• **Given task**: Omit the pictures, then reproduce every remaining record exactly.
--------------------------------------------------
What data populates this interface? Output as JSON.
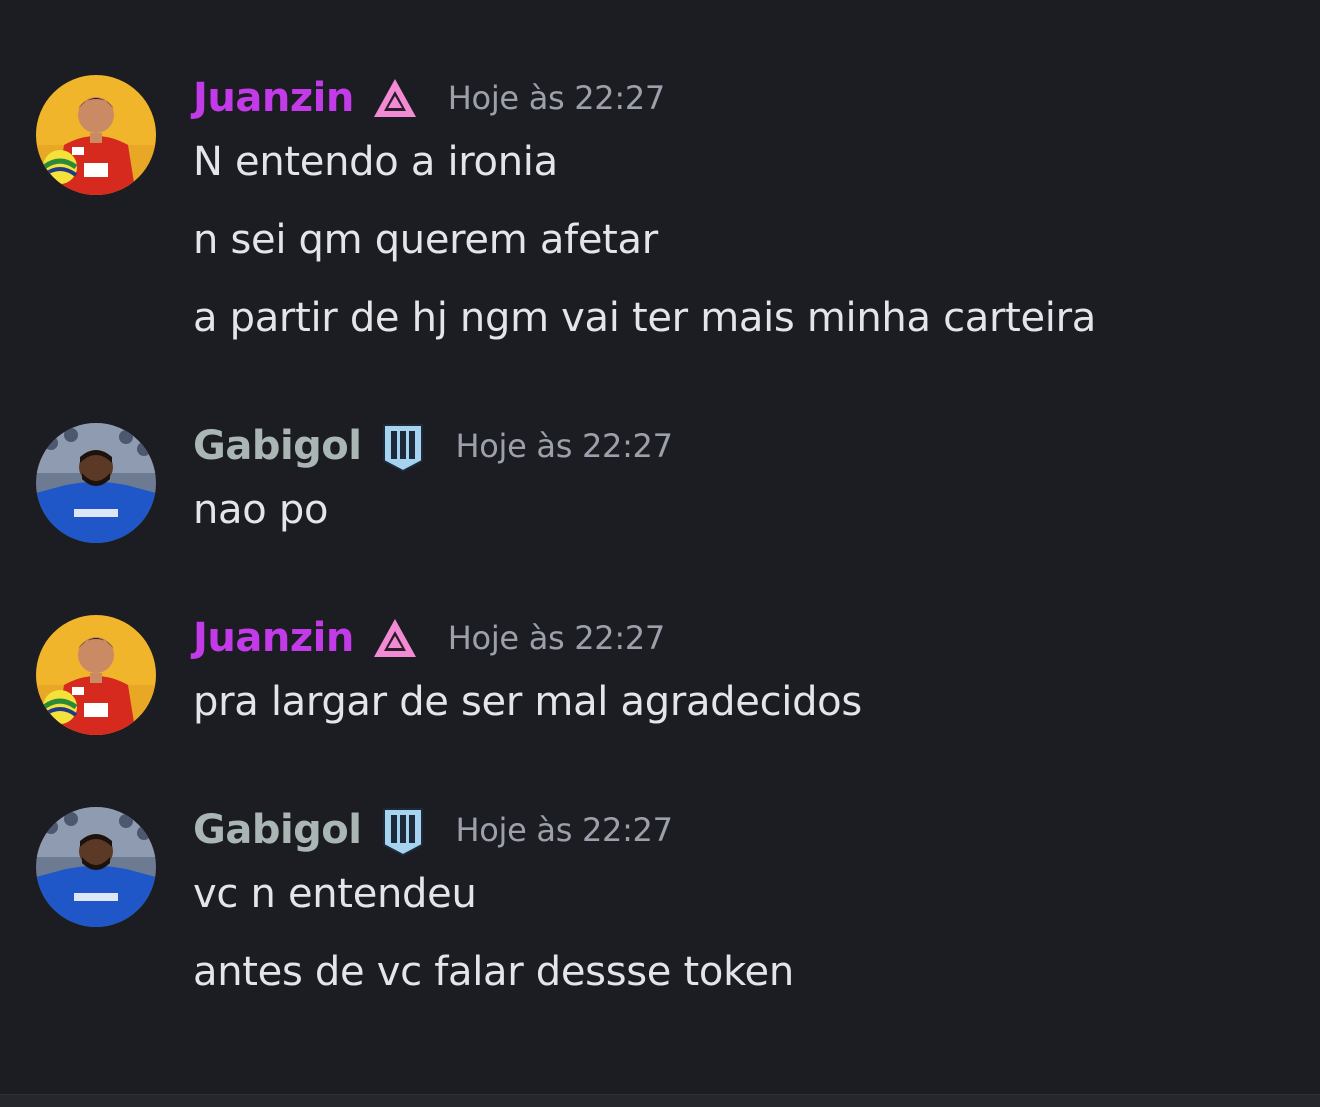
{
  "colors": {
    "background": "#1c1d22",
    "juanzin_name": "#c33ae8",
    "gabigol_name": "#aab6b3",
    "message_text": "#e4e5e9",
    "timestamp": "#9ca0ab"
  },
  "messages": [
    {
      "author": "Juanzin",
      "badge_icon": "pink-triangle-icon",
      "timestamp": "Hoje às 22:27",
      "lines": [
        "N entendo a ironia",
        "n sei qm querem afetar",
        "a partir de hj ngm vai ter mais minha carteira"
      ]
    },
    {
      "author": "Gabigol",
      "badge_icon": "blue-stripes-shield-icon",
      "timestamp": "Hoje às 22:27",
      "lines": [
        "nao po"
      ]
    },
    {
      "author": "Juanzin",
      "badge_icon": "pink-triangle-icon",
      "timestamp": "Hoje às 22:27",
      "lines": [
        "pra largar de ser mal agradecidos"
      ]
    },
    {
      "author": "Gabigol",
      "badge_icon": "blue-stripes-shield-icon",
      "timestamp": "Hoje às 22:27",
      "lines": [
        "vc n entendeu",
        "antes de vc falar dessse token"
      ]
    }
  ]
}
--------------------------------------------------
• **Finished exercise**:
What data populates this interface? Output as JSON.
{
  "colors": {
    "background": "#1c1d22",
    "juanzin_name": "#c33ae8",
    "gabigol_name": "#aab6b3",
    "message_text": "#e4e5e9",
    "timestamp": "#9ca0ab"
  },
  "messages": [
    {
      "author": "Juanzin",
      "badge_icon": "pink-triangle-icon",
      "timestamp": "Hoje às 22:27",
      "lines": [
        "N entendo a ironia",
        "n sei qm querem afetar",
        "a partir de hj ngm vai ter mais minha carteira"
      ]
    },
    {
      "author": "Gabigol",
      "badge_icon": "blue-stripes-shield-icon",
      "timestamp": "Hoje às 22:27",
      "lines": [
        "nao po"
      ]
    },
    {
      "author": "Juanzin",
      "badge_icon": "pink-triangle-icon",
      "timestamp": "Hoje às 22:27",
      "lines": [
        "pra largar de ser mal agradecidos"
      ]
    },
    {
      "author": "Gabigol",
      "badge_icon": "blue-stripes-shield-icon",
      "timestamp": "Hoje às 22:27",
      "lines": [
        "vc n entendeu",
        "antes de vc falar dessse token"
      ]
    }
  ]
}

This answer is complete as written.